• _PÁGINA_:
^^^^
Sunday, February 11, 2007

Los Aplausos

Haz el ejercicio. Sintoniza el televisor en alguno de los programas de entretenimiento. Algún ‘Sábados Felices’, algún Jota Mario, émulos de los que hacía Pacheco hace varios años, y que se realizan en presencia de público. Cuando los hayas sintonizado, quédate al frente del televisor y mira el programa durante unos minutos. Cuando la cámara enfoque al público, baja repentinamente el volumen hasta que únicamente escuches el silencio y observa detenidamente a los espectadores aplaudiendo.
El combo entero aplaude contento como si no existiera pasado ni presente. Ese espacio lleno de aire que colapsa entre sus manos y se vuelve a abrir, te seduce. Quien quita que hasta estés tentado a imitarlos, pero te metes las manos en los bolsillos. Al cabo de un rato, el ritmo se intensifica y quedas como pato mirando avión, sin dejarte contagiar por el entusiasmo de ver los robots aplaudir. Se ven tan extraños, por no decir ridículos: los seres más inteligentes de este planeta golpeando sus palmas en señal de admiración o emoción. Cuando ya pasa la escena, le subes el volumen al televisor y entonces otra vez puedes deleitarte con el programa y entretenerte.
Bajar el volumen para ver las cosas de otra manera, funciona también en otras actividades. Al eliminar el volumen en la transmisión de un partido de fútbol televisado, se abre el bosque y ves que son 22 personas persiguiendo un balón. Es muy peculiar la experiencia, ya que en Colombia prolifera tele locutores de fútbol que aún piensan que están narrando por radio o dirigiéndose a televidentes invidentes.
^^^^
• _FRAGMENTOS DE DATOS_:
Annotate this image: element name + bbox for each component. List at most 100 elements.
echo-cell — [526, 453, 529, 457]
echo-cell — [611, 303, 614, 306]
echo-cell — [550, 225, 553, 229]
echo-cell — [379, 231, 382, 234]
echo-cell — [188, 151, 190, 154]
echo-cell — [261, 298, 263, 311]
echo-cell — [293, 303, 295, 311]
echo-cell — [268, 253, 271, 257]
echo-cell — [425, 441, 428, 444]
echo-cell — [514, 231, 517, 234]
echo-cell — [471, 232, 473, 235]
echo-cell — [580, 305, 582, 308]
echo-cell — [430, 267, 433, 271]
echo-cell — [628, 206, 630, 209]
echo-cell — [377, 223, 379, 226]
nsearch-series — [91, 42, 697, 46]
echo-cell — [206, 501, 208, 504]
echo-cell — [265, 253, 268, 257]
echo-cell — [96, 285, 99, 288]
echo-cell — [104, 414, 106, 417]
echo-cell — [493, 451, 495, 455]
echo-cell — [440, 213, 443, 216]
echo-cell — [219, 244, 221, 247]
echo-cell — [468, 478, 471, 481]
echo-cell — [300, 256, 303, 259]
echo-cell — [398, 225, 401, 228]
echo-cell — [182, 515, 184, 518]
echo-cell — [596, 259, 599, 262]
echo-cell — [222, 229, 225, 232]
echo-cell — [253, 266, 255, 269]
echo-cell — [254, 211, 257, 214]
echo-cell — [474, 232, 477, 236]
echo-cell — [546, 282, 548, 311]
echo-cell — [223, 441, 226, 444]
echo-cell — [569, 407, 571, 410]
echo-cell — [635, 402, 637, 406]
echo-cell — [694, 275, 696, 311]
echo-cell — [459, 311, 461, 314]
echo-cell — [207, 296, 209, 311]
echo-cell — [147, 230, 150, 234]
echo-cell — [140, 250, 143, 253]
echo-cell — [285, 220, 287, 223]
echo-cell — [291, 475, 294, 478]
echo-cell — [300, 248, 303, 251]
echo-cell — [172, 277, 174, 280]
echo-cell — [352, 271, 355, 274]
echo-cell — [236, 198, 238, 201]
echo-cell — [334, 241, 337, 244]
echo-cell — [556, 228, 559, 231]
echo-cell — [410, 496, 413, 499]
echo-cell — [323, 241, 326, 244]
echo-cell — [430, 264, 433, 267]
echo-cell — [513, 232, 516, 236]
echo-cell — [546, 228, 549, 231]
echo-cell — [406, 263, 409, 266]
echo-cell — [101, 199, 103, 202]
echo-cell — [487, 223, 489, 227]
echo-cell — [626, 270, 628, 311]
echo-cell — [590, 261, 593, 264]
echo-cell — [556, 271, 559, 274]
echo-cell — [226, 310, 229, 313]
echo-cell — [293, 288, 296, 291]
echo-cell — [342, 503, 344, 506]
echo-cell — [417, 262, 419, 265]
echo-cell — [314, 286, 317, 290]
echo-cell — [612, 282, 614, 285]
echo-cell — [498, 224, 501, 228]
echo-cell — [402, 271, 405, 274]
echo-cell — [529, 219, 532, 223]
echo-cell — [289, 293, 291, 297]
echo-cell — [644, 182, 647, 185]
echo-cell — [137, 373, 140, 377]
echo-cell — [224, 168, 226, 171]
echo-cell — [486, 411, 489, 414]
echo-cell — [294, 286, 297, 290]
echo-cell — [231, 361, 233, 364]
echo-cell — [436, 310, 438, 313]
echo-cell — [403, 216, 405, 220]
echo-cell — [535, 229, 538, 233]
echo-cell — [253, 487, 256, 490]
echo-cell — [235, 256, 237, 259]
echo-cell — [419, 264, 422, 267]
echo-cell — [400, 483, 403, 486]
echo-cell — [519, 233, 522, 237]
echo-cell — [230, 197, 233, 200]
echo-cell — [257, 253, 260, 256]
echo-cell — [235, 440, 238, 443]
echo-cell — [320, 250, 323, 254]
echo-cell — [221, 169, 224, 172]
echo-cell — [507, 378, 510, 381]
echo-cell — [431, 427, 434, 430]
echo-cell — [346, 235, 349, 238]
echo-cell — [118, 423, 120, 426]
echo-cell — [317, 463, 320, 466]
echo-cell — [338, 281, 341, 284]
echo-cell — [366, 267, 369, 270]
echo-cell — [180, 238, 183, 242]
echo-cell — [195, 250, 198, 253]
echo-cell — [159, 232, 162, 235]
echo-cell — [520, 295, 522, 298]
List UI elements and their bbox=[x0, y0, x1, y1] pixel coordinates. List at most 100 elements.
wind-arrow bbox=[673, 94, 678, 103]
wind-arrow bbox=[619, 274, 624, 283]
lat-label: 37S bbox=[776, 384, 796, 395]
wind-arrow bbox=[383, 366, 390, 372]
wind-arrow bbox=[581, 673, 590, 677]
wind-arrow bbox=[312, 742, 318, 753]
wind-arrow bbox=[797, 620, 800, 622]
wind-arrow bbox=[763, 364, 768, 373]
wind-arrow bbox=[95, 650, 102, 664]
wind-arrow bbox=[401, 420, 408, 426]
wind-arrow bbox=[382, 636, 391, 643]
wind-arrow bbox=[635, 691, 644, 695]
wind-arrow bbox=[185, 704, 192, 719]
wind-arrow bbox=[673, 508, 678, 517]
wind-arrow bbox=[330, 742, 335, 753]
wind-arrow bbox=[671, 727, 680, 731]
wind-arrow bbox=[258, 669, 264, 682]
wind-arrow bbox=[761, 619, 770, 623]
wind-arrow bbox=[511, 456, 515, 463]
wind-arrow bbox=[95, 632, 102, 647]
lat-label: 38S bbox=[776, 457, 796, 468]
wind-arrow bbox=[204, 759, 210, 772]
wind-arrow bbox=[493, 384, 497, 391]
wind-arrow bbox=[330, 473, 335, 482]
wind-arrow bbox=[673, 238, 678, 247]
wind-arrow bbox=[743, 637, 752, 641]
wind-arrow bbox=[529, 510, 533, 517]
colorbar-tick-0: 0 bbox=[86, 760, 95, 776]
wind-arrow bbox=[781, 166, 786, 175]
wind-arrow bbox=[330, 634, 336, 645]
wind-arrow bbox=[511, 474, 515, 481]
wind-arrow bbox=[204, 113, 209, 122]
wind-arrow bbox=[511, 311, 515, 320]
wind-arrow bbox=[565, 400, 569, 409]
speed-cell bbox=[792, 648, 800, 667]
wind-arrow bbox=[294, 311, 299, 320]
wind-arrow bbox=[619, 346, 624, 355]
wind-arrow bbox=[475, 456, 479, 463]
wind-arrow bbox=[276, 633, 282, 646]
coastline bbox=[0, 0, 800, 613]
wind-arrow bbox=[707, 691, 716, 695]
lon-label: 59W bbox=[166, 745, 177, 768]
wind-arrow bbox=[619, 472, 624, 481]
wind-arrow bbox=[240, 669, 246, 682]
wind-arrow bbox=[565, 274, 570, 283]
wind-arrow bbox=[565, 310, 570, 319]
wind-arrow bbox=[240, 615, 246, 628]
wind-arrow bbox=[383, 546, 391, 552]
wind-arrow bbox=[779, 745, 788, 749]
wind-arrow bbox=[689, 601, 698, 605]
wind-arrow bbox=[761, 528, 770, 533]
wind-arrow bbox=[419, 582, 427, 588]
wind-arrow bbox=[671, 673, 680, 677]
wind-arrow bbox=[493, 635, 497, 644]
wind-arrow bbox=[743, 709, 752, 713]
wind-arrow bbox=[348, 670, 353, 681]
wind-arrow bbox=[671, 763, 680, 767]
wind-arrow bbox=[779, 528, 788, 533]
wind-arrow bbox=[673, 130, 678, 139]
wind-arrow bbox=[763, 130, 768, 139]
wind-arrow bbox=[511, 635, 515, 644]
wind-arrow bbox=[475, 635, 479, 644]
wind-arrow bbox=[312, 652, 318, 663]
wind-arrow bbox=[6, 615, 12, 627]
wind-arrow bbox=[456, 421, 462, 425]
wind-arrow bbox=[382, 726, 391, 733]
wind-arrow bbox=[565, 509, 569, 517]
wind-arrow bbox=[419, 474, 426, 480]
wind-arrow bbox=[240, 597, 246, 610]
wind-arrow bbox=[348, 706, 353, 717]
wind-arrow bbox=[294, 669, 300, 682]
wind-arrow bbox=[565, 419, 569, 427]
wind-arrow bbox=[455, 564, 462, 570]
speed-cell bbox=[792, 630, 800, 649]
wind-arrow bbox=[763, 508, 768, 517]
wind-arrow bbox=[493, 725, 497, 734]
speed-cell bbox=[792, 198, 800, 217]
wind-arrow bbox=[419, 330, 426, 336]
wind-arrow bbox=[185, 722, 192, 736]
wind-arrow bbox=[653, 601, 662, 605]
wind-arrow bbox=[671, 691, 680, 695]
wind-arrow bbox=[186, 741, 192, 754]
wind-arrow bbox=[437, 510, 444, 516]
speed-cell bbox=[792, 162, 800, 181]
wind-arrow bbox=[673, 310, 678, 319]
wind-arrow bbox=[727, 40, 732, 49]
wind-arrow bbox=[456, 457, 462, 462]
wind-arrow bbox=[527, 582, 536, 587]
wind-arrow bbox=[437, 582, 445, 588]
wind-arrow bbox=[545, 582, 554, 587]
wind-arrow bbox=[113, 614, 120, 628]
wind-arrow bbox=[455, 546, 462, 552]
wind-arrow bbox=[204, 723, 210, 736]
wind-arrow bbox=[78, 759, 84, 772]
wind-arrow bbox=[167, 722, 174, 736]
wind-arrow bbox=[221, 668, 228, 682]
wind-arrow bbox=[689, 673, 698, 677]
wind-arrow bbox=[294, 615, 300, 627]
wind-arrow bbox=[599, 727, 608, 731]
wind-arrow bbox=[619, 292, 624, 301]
^^^^
• _LO QUE SE PIDE_:
(1) Enumera todas las instrucciones que el párrafo que empieza con "Haz el ejercicio" le da al lector en el texto sobre los aplausos.
(2) En el texto sobre los aplausos, ¿qué se ve al eliminar el volumen de un partido de fútbol televisado?
(3) Prosigue el texto sobre los aplausos a partir de su última oración.

• _RESPUESTAS POR TAREA_:
(1)
- Haz el ejercicio.
- Sintoniza el televisor en alguno de los programas de entretenimiento.
- Quédate al frente del televisor.
- Mira el programa durante unos minutos.
- Baja repentinamente el volumen hasta que únicamente escuches el silencio.
- Observa detenidamente a los espectadores aplaudiendo.

(2) Se ve que son 22 personas persiguiendo un balón.

(3)
En fin, no me voy a meter ahí... sigamos con los aplausos. Ese golpear repetitivo de palmas para demostrar emoción es extraño y a la vez tan conocido. No he visto otros mamíferos aplaudir. No, mentira. Creo que Wally o Sally, el león marino de algún parque acuático, sabe aplaudir. Al final de la aplaudida, memorizada pavlovianamente a punta de sardinas, el león marino se sumerge en su estanque esperando que le suenen el pito para hacer más piruetas. La gente aplaude al ver a Wally aplaudir. Se aplaude con emoción, ya que hay otros que hacen lo mismo que nosotros.
Me intriga saber cuál será la atracción de aplaudir, siendo ese sólo uno de los tantos sonidos que se pueden hacer con el cuerpo. Se puede gritar, silbar, dar golpes de pecho como los primos gorilas, zapatear, eructar, pero al parecer el choque de manos es el que da mayor placer y sonoridad, y a la vez el que ha sido adaptado por la mayoría de los humanos para aprobar.
Se aprende a chocar las manos desde niños. Cuando un adulto se encuentra con un niño, casi siempre tiende a pedir que le choquen la mano. “Hola nene, choca esa mano”... y el niño babeante extiende sus cinco dígitos para que el mamífero grande se la pueda chocar. ¡Choque esos cinco apéndices del extremo de la extremidad de la mano derecha...!!! Y así, desde temprana edad, se aprende a aplaudir.
Se aplaude cuando alguien termina de hablar y dar un discurso importante, cuando se termina de cantar, y en casos más extremos hasta cuando aterrizan aviones. Es la última señal de aprobación, música para músicos...
Hay muchas formas de aplaudir dependiendo del contexto. Los humanos se adaptan en sus manifestaciones de júbilo dependiendo del recinto o de la intención. No es lo mismo aplaudir cuando pasa la Reina del Carnaval desfilando, o cuando el bachiller se baja del podio después de haber recibido su diploma de graduación. El ritmo y los decibeles cambian bruscamente. Además, ¿qué tal las situaciones cuando no se sabe si es oportuna o no la aplaudida? Tímidamente se comienza a aplaudir y a mirar a ver si nos siguen la corriente... hasta que las miradas del silencio nos dan su veredicto aprobatorio.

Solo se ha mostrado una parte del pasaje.